___ Material for the task
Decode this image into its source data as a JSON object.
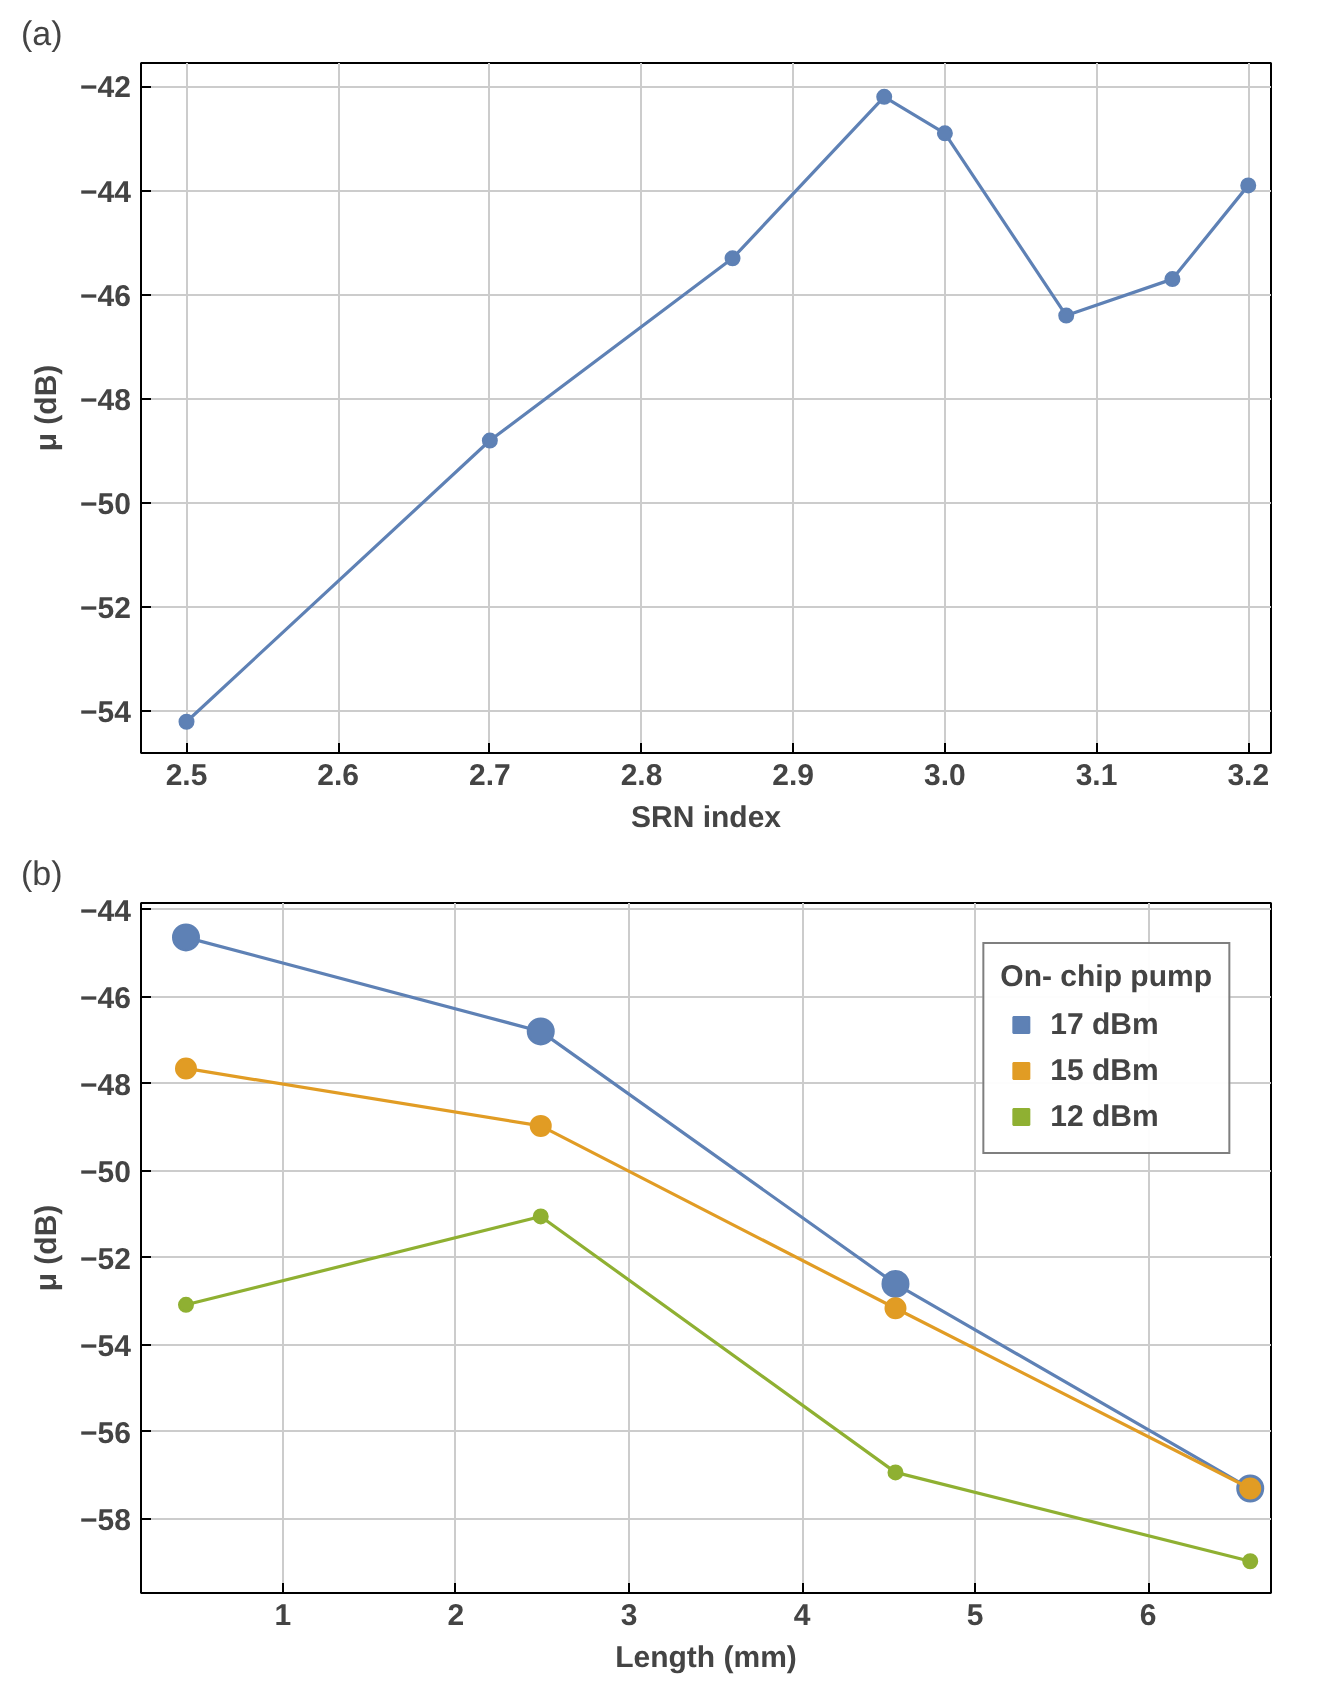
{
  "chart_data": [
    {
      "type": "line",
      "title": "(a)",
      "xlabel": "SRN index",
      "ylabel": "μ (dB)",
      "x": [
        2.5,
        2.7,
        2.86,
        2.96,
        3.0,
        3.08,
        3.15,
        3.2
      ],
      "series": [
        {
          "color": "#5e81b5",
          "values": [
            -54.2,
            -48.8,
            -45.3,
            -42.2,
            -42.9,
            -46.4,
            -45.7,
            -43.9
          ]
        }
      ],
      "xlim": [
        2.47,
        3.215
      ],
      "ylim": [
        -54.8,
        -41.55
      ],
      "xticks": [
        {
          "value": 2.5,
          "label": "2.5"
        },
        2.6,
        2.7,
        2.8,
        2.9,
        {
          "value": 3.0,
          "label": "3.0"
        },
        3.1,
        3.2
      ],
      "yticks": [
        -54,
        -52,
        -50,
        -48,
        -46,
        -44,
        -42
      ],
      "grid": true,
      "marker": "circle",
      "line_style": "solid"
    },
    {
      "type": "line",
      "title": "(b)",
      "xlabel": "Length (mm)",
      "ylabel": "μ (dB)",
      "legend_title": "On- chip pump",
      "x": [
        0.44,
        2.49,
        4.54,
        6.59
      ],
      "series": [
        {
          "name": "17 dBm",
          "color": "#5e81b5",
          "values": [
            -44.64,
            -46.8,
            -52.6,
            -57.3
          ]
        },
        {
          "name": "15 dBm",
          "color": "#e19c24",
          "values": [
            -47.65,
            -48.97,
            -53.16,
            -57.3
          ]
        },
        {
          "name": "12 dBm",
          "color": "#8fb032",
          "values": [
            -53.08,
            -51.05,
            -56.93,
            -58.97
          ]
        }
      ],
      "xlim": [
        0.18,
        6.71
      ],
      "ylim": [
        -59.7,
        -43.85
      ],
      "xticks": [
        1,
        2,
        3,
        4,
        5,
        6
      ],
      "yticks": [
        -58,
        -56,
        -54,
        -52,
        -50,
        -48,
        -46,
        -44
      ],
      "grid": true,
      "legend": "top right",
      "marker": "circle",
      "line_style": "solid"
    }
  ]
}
______
**Aim:**
Copy out the listing exactly as it stands, but not the pictures.

**The result:**
Decode this image into its source data as a JSON object.
{
  "chart_data": [
    {
      "type": "line",
      "title": "(a)",
      "xlabel": "SRN index",
      "ylabel": "μ (dB)",
      "x": [
        2.5,
        2.7,
        2.86,
        2.96,
        3.0,
        3.08,
        3.15,
        3.2
      ],
      "series": [
        {
          "color": "#5e81b5",
          "values": [
            -54.2,
            -48.8,
            -45.3,
            -42.2,
            -42.9,
            -46.4,
            -45.7,
            -43.9
          ]
        }
      ],
      "xlim": [
        2.47,
        3.215
      ],
      "ylim": [
        -54.8,
        -41.55
      ],
      "xticks": [
        {
          "value": 2.5,
          "label": "2.5"
        },
        2.6,
        2.7,
        2.8,
        2.9,
        {
          "value": 3.0,
          "label": "3.0"
        },
        3.1,
        3.2
      ],
      "yticks": [
        -54,
        -52,
        -50,
        -48,
        -46,
        -44,
        -42
      ],
      "grid": true,
      "marker": "circle",
      "line_style": "solid"
    },
    {
      "type": "line",
      "title": "(b)",
      "xlabel": "Length (mm)",
      "ylabel": "μ (dB)",
      "legend_title": "On- chip pump",
      "x": [
        0.44,
        2.49,
        4.54,
        6.59
      ],
      "series": [
        {
          "name": "17 dBm",
          "color": "#5e81b5",
          "values": [
            -44.64,
            -46.8,
            -52.6,
            -57.3
          ]
        },
        {
          "name": "15 dBm",
          "color": "#e19c24",
          "values": [
            -47.65,
            -48.97,
            -53.16,
            -57.3
          ]
        },
        {
          "name": "12 dBm",
          "color": "#8fb032",
          "values": [
            -53.08,
            -51.05,
            -56.93,
            -58.97
          ]
        }
      ],
      "xlim": [
        0.18,
        6.71
      ],
      "ylim": [
        -59.7,
        -43.85
      ],
      "xticks": [
        1,
        2,
        3,
        4,
        5,
        6
      ],
      "yticks": [
        -58,
        -56,
        -54,
        -52,
        -50,
        -48,
        -46,
        -44
      ],
      "grid": true,
      "legend": "top right",
      "marker": "circle",
      "line_style": "solid"
    }
  ]
}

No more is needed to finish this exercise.